— Begin SUPPLIED PASSAGE —
Unlike the populist movement which was supported by disgruntled farmers, the progressive movement was fueled by small businessmen, professionals, and middle-class urban reformers. The progressive movement had many objectives some of which were contradictory, but there were a few basic types of progressive ideals that are synonymous with the movement. Some of these are:
Democracy
One of the greatest and most enduring successes for the progressives was achieved in their effort to make the government more democratic. They hoped to make the government more responsive by instituting the following reforms:
• Initiative: ordinary citizens could propose laws for consideration by their state legislatures or by the voters directly.
• Referendum: citizens could vote directly on whether to approve proposed laws.
• Recall: public officials could be removed from office by a direct vote of the citizens.
• Secret Ballot: citizens could keep their votes secret.
• Direct Primary: political party nominations for public office were made directly by a vote of rank-and-file members of the party rather than by party bosses.
• Direct election of US Senators: allows citizens in each state to directly elect their senators. This was achieved with the addition of the Seventeenth Amendment to the Constitution in 1913.
• Women’s Suffrage: granting women the right to vote. This was achieved with the addition of the Nineteenth Amendment to the Constitution in 1920.
Efficiency
Many progressives worked towards making government operations more efficiently serve the people’s needs by using scientific examples to show how operations can be improved. Some of the reforms implicated for this cause were:
• Professional Administrators: The progressives argued that governments would be more efficient if they were run by trained and professional administrators. This led to the rise of the city manager system, in which professional administrators ran the day to day affairs of the city governments under guidelines established by elected city councils.
— End SUPPLIED PASSAGE —
▸ WHAT IS EXPECTED
In the passage on progressive reforms, swap "citizens" for "residents" and write out the section starting at "Unlike the populist" and ending at "of the citizens.".
— Begin EXCERPTED DATA —
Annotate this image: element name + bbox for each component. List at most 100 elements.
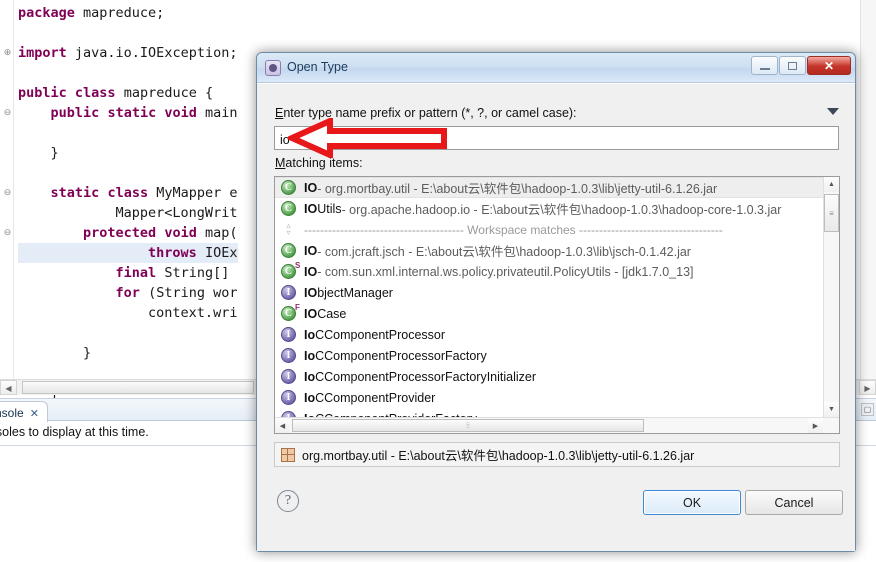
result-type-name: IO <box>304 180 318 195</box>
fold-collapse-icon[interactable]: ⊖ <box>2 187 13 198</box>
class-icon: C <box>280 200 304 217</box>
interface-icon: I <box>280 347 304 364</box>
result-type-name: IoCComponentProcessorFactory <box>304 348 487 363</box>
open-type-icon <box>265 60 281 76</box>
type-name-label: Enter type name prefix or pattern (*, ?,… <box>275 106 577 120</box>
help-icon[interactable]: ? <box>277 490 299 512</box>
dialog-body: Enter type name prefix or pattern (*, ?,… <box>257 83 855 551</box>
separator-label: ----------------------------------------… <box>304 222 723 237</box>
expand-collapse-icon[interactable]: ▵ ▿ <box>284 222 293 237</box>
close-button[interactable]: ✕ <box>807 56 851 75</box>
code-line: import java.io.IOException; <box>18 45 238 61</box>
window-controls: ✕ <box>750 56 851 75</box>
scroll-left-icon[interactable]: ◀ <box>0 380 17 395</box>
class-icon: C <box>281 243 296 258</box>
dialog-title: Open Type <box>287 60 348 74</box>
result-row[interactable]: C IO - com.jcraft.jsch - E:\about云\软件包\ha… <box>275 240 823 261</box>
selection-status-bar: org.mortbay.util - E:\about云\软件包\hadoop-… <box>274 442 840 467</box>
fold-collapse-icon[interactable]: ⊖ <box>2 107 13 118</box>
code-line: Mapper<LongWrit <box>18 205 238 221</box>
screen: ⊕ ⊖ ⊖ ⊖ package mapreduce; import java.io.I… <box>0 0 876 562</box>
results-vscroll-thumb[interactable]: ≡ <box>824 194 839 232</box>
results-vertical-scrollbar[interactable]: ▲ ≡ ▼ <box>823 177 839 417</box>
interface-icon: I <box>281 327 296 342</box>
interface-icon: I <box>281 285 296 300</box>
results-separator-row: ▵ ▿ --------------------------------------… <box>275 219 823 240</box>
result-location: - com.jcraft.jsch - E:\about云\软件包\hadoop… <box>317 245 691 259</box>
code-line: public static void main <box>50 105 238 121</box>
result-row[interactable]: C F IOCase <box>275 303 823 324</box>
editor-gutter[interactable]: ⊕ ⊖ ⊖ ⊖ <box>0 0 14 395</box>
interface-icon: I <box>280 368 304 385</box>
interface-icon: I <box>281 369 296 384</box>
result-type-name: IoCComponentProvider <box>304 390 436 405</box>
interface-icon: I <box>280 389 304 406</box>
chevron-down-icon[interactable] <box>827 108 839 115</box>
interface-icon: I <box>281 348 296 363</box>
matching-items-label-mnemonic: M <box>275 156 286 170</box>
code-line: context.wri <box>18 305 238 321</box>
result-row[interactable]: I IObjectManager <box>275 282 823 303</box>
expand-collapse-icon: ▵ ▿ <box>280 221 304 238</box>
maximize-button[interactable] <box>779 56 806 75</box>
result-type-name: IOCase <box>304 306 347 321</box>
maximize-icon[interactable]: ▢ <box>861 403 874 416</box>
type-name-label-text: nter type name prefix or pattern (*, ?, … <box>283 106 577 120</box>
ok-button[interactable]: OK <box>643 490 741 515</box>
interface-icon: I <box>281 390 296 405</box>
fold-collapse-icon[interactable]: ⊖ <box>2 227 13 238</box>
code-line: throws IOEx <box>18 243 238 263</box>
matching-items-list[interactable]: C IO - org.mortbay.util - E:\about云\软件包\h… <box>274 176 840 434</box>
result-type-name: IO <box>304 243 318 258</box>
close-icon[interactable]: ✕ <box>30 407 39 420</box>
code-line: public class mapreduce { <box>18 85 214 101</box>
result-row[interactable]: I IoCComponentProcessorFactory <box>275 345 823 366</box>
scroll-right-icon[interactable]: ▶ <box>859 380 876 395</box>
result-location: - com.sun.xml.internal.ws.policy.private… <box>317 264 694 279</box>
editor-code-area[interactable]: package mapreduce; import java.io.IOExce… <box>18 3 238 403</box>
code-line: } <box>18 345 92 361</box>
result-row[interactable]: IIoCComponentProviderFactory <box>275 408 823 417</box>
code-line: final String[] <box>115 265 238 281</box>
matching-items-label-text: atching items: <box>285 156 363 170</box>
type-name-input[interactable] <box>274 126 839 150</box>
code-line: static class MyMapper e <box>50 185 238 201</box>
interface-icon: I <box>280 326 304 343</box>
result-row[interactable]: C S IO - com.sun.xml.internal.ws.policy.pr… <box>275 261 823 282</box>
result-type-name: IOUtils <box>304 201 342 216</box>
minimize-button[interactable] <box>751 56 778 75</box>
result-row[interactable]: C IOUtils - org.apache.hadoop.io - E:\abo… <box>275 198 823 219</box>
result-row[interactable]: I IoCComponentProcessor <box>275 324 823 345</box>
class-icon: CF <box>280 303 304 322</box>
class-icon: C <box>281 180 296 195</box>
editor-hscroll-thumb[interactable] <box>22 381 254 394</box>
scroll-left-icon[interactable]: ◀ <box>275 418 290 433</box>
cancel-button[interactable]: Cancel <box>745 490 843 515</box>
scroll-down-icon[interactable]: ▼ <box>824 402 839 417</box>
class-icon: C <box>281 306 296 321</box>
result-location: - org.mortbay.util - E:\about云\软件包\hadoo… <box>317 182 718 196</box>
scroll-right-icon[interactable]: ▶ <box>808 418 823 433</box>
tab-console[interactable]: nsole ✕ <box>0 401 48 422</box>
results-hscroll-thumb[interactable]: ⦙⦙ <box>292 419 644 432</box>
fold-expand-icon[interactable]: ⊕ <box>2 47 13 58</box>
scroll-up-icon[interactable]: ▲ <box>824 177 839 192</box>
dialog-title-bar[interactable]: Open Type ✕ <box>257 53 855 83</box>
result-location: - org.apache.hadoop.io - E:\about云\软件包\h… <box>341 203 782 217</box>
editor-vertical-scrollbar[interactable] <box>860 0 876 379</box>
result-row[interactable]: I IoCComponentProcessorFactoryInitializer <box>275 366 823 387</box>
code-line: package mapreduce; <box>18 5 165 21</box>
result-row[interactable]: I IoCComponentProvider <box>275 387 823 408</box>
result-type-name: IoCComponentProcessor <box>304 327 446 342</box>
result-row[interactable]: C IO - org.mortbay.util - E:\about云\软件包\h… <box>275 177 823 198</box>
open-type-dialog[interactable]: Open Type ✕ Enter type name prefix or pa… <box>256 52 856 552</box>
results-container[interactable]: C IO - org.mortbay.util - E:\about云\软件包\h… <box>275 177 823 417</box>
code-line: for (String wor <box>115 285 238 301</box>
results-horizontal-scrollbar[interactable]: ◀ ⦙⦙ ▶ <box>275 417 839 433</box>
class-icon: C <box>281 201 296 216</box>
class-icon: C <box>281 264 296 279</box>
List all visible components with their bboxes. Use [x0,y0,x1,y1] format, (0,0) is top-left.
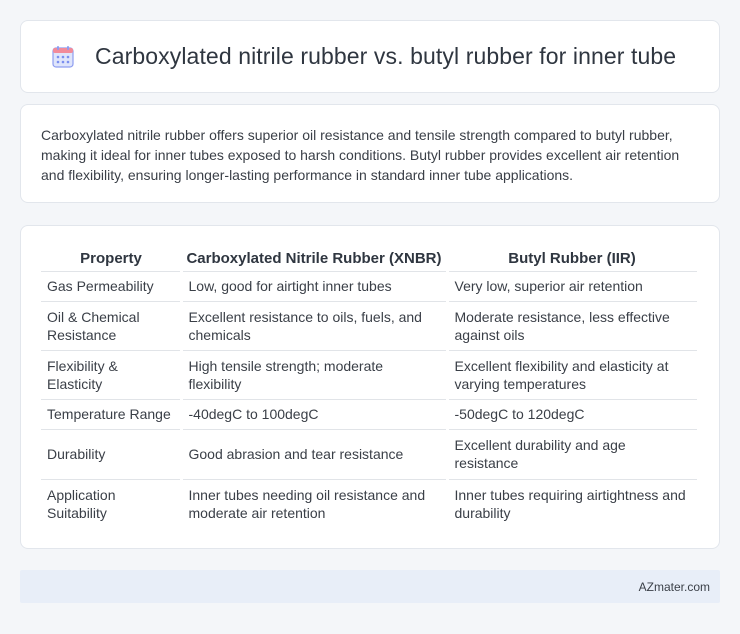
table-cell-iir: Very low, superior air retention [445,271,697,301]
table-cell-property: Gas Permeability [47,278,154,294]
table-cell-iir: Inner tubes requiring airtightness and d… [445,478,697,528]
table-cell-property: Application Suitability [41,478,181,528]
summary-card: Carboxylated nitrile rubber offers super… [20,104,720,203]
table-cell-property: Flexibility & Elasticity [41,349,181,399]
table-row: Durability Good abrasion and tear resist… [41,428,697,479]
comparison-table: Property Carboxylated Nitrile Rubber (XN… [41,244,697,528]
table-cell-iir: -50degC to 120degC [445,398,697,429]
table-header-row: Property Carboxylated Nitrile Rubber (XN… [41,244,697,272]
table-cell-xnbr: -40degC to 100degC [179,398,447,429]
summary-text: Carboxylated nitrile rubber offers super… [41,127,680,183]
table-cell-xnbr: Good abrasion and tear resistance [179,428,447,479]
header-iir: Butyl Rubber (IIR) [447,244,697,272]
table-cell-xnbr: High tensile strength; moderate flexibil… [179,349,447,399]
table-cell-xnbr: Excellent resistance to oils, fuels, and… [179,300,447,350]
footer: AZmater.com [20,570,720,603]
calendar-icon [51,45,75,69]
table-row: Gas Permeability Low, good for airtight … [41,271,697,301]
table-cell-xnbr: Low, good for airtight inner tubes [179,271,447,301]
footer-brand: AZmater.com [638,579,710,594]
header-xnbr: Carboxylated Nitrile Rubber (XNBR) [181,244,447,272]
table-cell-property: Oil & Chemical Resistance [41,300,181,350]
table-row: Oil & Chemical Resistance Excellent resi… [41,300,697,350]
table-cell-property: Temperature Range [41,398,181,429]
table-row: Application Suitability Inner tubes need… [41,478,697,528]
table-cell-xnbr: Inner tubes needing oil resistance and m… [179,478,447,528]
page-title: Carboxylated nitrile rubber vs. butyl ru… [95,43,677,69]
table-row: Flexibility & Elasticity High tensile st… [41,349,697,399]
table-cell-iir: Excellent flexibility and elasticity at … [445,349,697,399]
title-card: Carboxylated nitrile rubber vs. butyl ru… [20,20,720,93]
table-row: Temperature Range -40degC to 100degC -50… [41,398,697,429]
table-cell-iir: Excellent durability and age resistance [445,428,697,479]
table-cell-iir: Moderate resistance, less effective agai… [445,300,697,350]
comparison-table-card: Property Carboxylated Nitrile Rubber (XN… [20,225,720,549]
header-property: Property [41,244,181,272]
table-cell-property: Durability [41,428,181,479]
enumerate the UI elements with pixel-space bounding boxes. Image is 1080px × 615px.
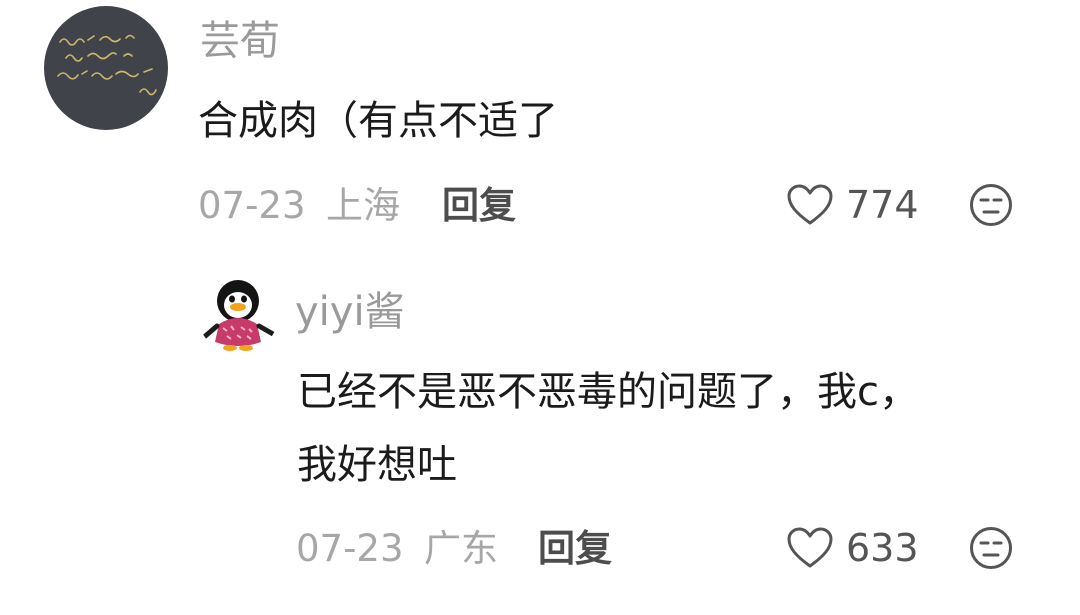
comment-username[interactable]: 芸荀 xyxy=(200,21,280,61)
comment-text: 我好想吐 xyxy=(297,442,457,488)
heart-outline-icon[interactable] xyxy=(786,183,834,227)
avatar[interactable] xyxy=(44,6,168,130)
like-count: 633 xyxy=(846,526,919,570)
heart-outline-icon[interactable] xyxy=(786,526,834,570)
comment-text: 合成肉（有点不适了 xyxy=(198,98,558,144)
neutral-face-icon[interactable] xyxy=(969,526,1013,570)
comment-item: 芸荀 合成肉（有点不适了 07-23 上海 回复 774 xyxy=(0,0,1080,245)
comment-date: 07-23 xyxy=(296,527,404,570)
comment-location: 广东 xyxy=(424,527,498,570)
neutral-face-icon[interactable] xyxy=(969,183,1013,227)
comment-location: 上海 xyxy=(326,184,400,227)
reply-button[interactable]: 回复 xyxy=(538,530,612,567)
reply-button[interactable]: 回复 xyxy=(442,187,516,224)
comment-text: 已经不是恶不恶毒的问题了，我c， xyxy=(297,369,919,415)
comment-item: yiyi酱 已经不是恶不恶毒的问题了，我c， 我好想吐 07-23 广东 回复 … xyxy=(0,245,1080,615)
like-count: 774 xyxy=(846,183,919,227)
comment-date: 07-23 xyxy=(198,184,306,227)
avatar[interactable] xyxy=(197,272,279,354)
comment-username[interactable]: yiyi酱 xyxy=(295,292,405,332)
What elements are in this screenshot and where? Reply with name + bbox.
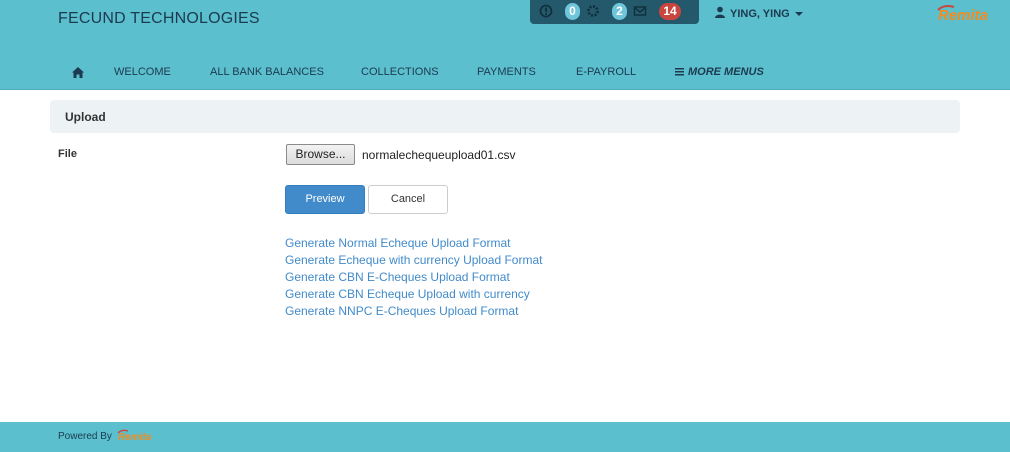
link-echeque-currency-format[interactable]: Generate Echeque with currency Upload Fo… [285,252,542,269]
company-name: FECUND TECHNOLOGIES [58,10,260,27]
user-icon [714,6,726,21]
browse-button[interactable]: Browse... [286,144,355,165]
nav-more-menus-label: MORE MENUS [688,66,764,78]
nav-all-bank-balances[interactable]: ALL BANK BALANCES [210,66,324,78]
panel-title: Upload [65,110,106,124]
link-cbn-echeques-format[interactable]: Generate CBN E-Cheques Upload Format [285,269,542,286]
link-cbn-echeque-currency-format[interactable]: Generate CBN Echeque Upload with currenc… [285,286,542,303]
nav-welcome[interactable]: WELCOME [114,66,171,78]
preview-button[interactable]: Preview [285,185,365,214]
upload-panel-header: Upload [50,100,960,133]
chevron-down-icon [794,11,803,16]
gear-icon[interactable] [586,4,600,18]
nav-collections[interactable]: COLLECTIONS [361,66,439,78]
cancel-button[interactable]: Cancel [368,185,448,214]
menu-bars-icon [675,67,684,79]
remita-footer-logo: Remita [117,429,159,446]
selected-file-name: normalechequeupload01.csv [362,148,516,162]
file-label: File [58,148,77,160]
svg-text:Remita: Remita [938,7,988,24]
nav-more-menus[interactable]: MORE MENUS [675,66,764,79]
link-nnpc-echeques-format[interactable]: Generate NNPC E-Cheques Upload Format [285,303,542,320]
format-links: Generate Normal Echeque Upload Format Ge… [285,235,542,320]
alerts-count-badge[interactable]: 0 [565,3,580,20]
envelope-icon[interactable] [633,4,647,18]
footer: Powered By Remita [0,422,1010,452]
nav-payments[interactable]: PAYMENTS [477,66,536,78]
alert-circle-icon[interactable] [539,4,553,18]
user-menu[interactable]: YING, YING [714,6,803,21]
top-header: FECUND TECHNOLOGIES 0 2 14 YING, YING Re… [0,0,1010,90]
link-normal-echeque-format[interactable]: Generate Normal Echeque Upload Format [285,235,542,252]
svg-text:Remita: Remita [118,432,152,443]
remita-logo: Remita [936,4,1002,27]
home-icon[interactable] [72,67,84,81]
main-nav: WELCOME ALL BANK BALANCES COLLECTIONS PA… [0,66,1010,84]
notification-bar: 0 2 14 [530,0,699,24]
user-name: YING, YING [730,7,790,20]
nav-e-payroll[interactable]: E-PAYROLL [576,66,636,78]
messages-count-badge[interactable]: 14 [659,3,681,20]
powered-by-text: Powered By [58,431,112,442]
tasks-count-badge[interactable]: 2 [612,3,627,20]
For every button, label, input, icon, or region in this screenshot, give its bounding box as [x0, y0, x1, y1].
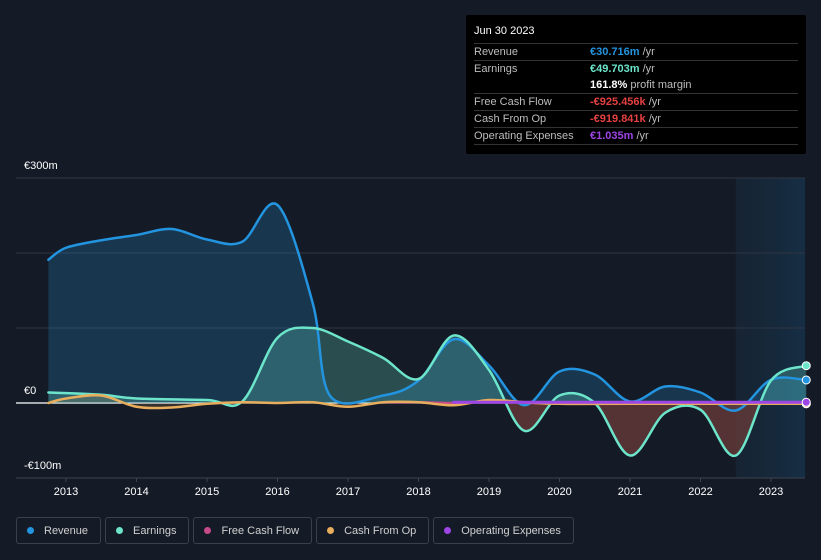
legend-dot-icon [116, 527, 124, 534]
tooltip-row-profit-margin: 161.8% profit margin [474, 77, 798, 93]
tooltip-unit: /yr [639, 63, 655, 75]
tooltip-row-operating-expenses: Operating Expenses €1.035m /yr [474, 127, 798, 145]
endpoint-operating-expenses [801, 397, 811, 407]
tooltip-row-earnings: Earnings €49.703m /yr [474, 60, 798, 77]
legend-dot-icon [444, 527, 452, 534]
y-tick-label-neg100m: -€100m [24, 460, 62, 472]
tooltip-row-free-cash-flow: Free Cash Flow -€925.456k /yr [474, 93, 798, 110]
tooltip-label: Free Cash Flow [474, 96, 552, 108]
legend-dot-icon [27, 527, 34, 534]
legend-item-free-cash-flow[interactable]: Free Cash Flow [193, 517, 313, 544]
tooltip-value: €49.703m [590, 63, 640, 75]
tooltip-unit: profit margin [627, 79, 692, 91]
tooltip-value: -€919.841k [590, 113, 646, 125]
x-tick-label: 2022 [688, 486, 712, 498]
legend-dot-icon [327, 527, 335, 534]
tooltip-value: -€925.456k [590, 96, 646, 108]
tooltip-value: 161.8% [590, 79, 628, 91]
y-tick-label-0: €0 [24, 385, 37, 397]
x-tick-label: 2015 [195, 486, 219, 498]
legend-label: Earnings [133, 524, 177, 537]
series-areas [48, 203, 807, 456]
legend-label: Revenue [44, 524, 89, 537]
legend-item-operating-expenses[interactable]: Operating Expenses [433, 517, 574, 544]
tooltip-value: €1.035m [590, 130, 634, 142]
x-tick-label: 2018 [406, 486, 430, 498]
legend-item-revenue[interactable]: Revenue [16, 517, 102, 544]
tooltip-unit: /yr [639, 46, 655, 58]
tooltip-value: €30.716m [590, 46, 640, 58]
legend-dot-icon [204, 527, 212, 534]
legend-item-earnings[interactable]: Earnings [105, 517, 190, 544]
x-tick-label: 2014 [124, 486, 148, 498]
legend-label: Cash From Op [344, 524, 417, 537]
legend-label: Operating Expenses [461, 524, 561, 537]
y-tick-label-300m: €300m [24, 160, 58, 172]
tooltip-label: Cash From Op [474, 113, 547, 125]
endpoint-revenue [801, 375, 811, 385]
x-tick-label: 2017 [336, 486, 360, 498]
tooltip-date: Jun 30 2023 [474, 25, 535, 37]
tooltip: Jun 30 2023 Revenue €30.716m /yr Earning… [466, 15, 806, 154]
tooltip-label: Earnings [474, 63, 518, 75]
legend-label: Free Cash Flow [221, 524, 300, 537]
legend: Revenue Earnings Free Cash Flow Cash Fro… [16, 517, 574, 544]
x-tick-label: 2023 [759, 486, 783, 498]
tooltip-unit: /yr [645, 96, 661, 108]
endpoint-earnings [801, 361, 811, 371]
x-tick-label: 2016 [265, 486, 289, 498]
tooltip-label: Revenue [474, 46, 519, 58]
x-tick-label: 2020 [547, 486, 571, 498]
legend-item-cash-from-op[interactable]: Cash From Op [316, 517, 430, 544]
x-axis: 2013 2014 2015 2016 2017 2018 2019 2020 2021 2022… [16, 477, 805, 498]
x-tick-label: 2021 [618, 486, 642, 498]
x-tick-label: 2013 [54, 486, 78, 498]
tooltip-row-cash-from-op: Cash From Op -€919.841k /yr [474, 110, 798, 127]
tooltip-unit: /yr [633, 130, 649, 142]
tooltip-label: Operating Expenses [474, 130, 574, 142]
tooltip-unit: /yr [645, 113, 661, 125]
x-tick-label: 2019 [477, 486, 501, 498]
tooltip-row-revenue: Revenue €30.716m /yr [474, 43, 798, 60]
— End EXCERPTED DATA —
▸ EXERCISE OUTPUT
Unlike the populist movement which was supported by disgruntled farmers, the progressive movement was fueled by small businessmen, professionals, and middle-class urban reformers. The progressive movement had many objectives some of which were contradictory, but there were a few basic types of progressive ideals that are synonymous with the movement. Some of these are:
Democracy
One of the greatest and most enduring successes for the progressives was achieved in their effort to make the government more democratic. They hoped to make the government more responsive by instituting the following reforms:
• Initiative: ordinary residents could propose laws for consideration by their state legislatures or by the voters directly.
• Referendum: residents could vote directly on whether to approve proposed laws.
• Recall: public officials could be removed from office by a direct vote of the residents.